▶ PROBLEM STATEMENT: For every line in the records below that holds "subtitle", make a copy.

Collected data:
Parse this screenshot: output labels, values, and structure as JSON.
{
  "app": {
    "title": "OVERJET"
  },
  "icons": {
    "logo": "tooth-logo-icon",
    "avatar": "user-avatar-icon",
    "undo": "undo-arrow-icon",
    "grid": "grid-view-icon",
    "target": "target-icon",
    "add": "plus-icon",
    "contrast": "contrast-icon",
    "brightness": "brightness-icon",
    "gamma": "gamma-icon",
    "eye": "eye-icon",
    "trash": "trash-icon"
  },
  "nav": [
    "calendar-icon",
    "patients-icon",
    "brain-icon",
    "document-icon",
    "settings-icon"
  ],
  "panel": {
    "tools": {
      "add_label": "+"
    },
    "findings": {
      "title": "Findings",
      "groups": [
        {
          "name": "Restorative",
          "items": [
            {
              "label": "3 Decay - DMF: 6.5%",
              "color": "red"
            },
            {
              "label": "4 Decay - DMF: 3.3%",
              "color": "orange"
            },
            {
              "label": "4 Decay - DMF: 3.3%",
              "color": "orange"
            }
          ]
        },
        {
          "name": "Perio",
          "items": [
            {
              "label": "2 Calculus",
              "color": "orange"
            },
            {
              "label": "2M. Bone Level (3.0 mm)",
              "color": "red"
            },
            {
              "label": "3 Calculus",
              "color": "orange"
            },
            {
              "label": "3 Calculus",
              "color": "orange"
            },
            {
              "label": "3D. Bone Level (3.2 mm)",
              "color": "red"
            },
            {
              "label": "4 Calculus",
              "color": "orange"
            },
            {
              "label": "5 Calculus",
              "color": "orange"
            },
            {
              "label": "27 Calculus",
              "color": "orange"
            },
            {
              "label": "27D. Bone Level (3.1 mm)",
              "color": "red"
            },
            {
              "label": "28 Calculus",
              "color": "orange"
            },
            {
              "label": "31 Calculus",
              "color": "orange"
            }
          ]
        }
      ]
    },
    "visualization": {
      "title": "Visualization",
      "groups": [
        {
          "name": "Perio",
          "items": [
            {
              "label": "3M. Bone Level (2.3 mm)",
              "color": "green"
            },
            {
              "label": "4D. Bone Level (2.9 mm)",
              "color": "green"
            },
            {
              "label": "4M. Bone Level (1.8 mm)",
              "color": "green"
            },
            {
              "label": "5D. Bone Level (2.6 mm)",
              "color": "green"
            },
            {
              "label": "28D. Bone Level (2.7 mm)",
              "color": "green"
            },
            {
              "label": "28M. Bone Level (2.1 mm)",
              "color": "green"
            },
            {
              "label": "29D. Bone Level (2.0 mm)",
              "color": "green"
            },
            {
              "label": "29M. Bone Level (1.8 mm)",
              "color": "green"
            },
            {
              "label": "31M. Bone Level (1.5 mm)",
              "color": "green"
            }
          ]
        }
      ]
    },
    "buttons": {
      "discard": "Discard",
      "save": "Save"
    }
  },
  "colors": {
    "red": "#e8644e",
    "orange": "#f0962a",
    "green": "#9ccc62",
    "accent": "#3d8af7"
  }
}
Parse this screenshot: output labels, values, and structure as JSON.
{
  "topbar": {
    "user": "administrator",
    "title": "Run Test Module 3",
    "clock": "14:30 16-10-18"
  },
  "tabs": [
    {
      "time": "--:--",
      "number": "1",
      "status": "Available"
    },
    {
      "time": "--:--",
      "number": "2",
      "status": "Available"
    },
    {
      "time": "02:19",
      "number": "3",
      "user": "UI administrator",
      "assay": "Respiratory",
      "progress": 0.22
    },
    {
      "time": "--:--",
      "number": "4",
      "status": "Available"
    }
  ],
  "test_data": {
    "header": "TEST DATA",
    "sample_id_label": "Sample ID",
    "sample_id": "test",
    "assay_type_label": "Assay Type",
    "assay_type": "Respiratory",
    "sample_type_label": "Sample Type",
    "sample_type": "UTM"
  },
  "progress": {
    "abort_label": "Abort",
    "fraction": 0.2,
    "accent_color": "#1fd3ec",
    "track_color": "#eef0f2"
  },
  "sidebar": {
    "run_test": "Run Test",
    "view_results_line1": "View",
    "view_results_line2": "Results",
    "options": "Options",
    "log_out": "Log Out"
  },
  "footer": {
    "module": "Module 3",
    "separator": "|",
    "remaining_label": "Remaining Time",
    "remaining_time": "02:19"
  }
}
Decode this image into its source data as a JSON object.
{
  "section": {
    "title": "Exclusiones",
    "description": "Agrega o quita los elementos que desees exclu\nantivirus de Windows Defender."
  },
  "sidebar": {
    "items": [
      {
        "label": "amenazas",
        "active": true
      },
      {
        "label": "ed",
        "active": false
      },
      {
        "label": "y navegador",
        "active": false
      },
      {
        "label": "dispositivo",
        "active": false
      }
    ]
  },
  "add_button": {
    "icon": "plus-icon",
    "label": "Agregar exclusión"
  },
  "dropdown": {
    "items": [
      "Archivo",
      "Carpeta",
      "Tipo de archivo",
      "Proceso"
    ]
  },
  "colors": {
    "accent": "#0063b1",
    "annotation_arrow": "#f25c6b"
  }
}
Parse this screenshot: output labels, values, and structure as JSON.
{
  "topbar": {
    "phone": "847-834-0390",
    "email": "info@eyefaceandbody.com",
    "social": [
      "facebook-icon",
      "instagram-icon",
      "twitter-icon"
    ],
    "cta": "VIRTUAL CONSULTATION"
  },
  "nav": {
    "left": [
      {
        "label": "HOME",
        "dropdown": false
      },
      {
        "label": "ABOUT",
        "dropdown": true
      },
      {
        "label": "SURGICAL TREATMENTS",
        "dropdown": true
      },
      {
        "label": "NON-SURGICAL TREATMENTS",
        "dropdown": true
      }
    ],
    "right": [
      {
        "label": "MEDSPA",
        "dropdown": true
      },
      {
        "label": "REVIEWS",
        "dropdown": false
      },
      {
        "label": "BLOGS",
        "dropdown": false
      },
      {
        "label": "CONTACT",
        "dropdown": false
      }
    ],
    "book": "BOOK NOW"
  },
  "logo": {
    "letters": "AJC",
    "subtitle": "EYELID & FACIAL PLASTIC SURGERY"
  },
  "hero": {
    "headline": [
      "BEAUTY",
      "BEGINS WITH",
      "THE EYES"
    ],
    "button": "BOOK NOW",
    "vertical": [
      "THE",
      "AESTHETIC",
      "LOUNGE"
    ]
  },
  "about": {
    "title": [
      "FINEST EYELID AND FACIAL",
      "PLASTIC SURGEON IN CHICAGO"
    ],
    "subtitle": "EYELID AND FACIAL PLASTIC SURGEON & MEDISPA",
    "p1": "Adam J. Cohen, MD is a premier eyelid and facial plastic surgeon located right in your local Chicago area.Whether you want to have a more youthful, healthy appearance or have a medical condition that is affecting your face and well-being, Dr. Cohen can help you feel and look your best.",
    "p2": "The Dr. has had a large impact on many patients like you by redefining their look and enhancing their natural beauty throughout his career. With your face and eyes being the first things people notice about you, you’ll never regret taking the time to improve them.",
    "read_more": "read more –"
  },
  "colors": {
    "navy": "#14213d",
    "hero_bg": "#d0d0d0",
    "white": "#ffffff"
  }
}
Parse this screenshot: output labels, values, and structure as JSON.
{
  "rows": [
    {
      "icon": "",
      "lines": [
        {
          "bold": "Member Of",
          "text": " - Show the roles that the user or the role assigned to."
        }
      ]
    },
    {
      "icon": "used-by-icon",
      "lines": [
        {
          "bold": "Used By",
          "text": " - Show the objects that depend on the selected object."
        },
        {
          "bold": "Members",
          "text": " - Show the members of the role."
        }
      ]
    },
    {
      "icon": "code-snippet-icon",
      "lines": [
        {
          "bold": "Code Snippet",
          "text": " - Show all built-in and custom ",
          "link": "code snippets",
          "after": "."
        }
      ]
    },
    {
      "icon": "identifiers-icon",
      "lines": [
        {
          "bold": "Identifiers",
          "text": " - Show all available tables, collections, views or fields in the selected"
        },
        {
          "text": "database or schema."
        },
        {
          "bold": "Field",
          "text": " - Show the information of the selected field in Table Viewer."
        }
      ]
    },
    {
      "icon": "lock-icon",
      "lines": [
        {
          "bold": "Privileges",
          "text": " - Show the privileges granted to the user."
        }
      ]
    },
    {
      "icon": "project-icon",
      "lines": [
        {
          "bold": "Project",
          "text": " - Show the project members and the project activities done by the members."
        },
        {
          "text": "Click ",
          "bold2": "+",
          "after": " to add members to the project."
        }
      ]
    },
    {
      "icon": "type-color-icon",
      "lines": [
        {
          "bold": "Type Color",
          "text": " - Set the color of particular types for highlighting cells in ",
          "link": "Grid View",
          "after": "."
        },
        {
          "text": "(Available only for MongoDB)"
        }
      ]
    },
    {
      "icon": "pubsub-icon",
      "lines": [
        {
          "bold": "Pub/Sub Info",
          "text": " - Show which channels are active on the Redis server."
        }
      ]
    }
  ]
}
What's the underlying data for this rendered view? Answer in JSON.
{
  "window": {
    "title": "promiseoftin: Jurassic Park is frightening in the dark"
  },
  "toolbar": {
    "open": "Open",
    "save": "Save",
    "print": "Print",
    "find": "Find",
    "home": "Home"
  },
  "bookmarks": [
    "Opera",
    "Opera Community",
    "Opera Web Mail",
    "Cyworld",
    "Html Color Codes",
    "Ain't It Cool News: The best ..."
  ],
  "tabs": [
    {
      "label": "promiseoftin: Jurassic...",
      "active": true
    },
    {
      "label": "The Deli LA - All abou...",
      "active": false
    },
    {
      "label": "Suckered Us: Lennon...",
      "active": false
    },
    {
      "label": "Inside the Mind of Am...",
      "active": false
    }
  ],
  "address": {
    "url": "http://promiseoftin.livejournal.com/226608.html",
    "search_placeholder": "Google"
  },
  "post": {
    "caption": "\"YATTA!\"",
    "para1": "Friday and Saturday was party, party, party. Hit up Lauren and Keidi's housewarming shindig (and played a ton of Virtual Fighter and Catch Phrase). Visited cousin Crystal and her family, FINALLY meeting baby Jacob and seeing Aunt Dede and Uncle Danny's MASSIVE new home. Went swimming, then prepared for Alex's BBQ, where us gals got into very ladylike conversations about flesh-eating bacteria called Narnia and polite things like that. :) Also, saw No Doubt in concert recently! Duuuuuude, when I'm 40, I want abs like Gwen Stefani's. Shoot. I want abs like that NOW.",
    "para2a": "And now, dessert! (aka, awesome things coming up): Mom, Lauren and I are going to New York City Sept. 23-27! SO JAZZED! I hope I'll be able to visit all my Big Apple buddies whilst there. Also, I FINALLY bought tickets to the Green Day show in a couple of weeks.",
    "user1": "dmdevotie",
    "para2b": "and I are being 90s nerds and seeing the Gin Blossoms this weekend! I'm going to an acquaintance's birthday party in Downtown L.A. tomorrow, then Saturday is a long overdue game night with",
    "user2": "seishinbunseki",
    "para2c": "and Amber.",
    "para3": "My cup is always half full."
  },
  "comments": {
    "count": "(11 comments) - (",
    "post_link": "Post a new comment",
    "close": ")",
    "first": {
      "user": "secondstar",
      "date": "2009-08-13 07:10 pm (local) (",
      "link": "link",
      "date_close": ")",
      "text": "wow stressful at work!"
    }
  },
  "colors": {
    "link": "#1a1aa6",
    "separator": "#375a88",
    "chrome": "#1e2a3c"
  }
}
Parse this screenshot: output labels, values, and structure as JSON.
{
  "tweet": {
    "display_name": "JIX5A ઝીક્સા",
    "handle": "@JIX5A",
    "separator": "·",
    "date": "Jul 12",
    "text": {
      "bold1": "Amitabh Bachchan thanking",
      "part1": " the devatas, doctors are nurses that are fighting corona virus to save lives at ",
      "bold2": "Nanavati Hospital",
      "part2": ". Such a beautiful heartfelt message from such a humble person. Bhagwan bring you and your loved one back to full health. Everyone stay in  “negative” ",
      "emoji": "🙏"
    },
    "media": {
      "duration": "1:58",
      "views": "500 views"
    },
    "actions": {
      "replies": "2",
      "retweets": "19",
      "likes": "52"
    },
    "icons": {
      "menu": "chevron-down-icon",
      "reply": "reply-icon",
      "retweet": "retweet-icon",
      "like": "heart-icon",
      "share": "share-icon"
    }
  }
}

▶ ANSWER SECTION:
    "subtitle": "EYELID & FACIAL PLASTIC SURGERY"
    "subtitle": "EYELID AND FACIAL PLASTIC SURGEON & MEDISPA",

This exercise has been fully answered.